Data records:
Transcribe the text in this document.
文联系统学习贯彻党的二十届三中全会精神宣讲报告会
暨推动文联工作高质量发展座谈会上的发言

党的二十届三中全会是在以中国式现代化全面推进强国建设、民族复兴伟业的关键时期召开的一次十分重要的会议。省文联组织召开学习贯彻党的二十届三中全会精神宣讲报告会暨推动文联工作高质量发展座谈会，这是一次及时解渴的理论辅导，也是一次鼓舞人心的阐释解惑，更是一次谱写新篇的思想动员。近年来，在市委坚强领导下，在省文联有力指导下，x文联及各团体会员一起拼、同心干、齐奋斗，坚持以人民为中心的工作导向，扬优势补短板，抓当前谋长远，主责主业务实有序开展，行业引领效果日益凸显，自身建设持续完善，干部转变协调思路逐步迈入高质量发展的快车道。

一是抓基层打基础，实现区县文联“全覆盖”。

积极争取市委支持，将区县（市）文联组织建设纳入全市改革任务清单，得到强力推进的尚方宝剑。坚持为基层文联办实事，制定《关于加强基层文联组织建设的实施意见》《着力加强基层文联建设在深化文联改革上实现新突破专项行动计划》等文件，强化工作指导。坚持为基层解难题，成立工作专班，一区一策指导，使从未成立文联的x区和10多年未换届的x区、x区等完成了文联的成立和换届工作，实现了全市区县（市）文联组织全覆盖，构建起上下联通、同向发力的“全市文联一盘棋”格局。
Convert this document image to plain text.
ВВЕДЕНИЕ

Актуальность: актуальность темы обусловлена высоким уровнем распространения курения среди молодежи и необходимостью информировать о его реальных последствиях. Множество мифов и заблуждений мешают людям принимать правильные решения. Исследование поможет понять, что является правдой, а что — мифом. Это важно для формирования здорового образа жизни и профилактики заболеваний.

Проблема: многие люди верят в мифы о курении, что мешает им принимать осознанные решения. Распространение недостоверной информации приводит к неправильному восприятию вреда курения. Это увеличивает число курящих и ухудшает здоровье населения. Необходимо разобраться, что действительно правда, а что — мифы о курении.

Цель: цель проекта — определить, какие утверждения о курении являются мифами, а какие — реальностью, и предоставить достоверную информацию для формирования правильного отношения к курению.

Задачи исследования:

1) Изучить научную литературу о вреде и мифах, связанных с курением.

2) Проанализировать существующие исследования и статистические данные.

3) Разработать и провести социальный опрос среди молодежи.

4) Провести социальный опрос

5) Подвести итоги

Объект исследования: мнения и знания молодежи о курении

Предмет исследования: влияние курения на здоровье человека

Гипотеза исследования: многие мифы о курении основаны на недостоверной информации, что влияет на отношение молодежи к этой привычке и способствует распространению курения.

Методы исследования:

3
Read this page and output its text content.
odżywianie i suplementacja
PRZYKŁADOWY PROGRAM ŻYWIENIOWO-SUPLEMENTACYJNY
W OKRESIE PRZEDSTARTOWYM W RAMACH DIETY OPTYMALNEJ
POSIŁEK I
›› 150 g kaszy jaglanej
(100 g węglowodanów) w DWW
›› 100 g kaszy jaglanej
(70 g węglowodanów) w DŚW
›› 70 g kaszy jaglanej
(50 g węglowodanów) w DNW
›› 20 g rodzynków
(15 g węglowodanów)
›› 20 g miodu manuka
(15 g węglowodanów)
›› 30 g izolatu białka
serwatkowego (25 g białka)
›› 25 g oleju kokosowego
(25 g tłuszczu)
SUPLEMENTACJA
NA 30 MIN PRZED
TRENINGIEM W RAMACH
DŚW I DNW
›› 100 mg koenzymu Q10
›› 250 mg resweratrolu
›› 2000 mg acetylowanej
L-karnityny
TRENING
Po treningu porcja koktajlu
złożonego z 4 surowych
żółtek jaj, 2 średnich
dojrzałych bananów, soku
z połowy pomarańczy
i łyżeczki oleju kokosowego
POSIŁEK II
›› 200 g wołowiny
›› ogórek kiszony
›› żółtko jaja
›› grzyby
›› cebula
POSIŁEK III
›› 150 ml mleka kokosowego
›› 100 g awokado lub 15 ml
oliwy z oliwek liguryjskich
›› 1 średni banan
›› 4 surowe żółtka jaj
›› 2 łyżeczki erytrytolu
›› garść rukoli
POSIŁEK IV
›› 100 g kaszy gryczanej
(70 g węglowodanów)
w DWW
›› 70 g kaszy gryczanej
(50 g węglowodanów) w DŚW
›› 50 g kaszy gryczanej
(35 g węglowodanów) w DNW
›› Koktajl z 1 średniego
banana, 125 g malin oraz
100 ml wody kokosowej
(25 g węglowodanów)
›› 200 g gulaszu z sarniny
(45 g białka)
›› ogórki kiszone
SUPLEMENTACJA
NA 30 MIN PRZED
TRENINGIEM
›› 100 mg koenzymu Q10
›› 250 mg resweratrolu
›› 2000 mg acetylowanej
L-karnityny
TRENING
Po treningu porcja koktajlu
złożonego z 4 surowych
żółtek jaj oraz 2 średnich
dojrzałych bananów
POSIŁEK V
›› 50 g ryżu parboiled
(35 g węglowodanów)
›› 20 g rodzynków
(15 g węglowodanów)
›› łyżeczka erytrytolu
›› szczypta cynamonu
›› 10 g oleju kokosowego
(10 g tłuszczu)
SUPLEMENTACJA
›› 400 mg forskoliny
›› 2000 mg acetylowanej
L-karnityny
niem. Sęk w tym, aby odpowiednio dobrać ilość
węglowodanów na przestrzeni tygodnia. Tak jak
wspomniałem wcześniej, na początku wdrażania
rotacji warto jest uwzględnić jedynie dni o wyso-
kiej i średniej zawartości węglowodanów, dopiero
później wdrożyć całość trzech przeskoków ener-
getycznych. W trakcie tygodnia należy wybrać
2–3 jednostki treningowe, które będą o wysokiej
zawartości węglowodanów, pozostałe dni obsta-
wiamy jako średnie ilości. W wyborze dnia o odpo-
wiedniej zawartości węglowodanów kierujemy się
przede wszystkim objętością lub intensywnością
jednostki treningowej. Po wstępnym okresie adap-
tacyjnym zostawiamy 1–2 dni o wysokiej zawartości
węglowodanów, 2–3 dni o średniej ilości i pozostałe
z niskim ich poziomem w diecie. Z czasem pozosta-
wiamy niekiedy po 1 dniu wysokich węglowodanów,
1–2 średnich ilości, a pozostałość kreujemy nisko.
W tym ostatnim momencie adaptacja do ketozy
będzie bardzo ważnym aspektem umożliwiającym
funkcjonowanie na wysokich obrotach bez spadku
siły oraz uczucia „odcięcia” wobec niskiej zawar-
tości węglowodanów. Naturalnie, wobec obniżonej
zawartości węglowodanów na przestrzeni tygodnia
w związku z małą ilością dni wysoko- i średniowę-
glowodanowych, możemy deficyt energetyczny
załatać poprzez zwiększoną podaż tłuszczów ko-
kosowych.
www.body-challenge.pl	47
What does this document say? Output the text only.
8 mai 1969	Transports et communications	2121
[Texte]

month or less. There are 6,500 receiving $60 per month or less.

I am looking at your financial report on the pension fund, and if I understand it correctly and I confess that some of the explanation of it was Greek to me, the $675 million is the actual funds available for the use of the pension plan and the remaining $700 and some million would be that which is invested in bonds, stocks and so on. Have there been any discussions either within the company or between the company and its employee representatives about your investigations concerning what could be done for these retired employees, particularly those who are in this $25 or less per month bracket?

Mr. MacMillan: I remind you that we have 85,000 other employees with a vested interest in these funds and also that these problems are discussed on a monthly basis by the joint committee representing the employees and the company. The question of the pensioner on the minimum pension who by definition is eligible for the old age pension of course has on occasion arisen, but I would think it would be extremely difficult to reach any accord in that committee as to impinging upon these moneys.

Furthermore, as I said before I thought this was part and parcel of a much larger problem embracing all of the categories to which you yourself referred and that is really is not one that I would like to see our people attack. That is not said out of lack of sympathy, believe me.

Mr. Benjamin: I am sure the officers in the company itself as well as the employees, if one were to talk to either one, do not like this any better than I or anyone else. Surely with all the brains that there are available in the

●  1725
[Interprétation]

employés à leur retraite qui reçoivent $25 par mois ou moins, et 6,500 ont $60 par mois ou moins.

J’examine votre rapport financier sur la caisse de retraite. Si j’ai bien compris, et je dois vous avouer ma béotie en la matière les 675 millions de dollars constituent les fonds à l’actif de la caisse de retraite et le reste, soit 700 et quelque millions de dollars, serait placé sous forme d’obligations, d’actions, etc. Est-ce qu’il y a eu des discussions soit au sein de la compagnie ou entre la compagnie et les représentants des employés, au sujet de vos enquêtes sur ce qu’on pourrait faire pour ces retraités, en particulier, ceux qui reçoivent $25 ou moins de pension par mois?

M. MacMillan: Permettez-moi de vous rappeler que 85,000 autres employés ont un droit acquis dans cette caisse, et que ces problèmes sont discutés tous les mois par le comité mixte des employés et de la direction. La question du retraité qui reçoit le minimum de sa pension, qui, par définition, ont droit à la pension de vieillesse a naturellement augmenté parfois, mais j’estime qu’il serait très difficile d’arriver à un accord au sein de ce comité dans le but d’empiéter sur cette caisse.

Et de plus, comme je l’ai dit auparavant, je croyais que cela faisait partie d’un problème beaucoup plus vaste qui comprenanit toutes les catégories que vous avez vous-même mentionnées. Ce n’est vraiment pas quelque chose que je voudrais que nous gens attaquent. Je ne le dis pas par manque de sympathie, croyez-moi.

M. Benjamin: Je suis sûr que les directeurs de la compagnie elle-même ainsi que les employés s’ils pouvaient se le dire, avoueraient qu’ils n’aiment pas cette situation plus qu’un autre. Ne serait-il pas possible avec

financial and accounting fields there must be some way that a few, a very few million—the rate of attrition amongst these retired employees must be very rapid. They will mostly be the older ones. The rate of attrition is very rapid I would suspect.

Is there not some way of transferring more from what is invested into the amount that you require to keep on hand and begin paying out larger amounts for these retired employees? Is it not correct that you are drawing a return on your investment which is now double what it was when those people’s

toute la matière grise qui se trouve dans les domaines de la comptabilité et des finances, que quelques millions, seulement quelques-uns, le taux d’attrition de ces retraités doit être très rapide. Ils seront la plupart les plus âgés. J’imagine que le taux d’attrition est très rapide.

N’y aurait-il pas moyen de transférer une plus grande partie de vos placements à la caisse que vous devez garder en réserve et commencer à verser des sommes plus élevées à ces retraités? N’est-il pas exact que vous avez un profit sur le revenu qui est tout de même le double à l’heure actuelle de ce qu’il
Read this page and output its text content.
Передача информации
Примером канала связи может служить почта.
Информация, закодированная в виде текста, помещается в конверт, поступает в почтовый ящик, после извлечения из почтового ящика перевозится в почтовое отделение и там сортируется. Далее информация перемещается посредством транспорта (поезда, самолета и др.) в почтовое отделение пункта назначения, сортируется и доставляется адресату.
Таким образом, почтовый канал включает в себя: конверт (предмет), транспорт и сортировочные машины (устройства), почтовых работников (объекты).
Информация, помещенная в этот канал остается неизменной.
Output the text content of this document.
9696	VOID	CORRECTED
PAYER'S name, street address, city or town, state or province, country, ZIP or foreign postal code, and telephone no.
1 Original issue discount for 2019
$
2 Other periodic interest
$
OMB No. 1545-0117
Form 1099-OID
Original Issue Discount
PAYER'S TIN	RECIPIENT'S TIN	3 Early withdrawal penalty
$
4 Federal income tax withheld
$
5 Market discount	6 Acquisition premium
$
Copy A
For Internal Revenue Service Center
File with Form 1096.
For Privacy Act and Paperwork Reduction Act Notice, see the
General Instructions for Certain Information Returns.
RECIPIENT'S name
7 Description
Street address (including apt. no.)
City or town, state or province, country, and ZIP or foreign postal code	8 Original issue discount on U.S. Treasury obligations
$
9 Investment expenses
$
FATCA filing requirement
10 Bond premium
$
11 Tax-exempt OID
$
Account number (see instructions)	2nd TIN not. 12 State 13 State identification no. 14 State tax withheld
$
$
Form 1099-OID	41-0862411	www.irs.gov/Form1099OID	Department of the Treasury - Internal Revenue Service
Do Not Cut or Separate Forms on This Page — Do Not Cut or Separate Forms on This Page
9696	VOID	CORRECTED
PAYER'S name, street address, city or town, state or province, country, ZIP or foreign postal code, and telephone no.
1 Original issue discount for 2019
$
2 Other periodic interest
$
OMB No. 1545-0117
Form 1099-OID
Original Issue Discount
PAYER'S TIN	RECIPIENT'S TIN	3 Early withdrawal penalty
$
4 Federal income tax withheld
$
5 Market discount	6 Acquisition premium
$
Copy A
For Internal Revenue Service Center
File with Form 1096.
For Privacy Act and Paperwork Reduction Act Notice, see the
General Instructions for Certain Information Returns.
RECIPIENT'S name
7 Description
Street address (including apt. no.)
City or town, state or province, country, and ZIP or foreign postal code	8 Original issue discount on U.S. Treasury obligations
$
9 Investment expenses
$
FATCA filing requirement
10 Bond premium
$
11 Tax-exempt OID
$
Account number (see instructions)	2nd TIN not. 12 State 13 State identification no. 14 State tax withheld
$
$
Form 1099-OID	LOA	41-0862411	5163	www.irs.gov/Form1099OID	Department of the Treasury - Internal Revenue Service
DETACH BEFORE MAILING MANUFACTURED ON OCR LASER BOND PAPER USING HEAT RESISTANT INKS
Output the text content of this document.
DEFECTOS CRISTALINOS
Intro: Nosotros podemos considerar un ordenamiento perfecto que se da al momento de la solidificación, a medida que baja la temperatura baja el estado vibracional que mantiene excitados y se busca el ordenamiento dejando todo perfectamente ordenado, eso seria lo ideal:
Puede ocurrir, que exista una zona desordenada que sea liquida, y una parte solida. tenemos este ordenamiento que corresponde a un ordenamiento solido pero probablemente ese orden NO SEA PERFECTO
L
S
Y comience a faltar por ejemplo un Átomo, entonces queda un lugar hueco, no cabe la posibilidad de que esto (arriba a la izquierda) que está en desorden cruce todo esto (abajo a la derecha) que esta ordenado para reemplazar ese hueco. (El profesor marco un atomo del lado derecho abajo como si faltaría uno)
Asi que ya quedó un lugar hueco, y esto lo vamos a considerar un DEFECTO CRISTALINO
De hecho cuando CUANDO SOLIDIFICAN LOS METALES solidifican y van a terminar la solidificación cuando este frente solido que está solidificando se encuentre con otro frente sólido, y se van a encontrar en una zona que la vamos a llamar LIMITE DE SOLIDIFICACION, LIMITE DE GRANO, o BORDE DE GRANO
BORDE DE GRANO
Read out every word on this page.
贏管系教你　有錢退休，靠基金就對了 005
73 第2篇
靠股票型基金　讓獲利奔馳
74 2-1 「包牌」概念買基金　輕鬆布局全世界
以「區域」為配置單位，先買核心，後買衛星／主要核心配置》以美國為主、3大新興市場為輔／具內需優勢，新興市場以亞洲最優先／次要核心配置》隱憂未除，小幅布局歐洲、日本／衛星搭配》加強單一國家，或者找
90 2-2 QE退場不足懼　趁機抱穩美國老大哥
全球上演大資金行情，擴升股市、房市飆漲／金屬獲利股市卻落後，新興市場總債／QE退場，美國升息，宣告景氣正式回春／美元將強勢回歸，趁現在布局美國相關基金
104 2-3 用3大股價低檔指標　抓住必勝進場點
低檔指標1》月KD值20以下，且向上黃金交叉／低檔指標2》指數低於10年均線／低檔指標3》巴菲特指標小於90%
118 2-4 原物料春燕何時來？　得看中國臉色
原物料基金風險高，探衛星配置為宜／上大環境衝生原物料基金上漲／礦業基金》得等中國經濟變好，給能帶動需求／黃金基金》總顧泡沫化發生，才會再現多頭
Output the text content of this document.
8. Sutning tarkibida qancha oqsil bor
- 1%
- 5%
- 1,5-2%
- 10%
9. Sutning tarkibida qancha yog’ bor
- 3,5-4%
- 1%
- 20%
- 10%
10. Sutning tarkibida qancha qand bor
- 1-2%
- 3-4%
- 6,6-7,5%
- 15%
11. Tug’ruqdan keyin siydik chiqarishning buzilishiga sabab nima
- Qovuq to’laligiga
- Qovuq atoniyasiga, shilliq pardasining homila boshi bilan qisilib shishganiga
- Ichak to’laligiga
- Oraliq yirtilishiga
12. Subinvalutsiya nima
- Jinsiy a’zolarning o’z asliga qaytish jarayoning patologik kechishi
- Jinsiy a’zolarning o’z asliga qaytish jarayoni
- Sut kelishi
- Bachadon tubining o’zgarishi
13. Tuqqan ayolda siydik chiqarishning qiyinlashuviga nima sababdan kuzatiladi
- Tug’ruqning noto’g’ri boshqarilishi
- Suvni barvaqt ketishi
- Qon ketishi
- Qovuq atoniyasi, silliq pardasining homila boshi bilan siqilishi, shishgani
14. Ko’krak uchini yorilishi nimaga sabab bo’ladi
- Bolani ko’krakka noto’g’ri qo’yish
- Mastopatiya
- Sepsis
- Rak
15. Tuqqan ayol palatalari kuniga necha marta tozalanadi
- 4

== WHAT IS BEING ASKED ==
Collect each line holding the string "zona".

== OUTPUT FOR THIS TASK ==
Puede ocurrir, que exista una zona desordenada que sea liquida, y una parte solida. tenemos este ordenamiento que corresponde a un ordenamiento solido pero probablemente ese orden NO SEA PERFECTO
De hecho cuando CUANDO SOLIDIFICAN LOS METALES solidifican y van a terminar la solidificación cuando este frente solido que está solidificando se encuentre con otro frente sólido, y se van a encontrar en una zona que la vamos a llamar LIMITE DE SOLIDIFICACION, LIMITE DE GRANO, o BORDE DE GRANO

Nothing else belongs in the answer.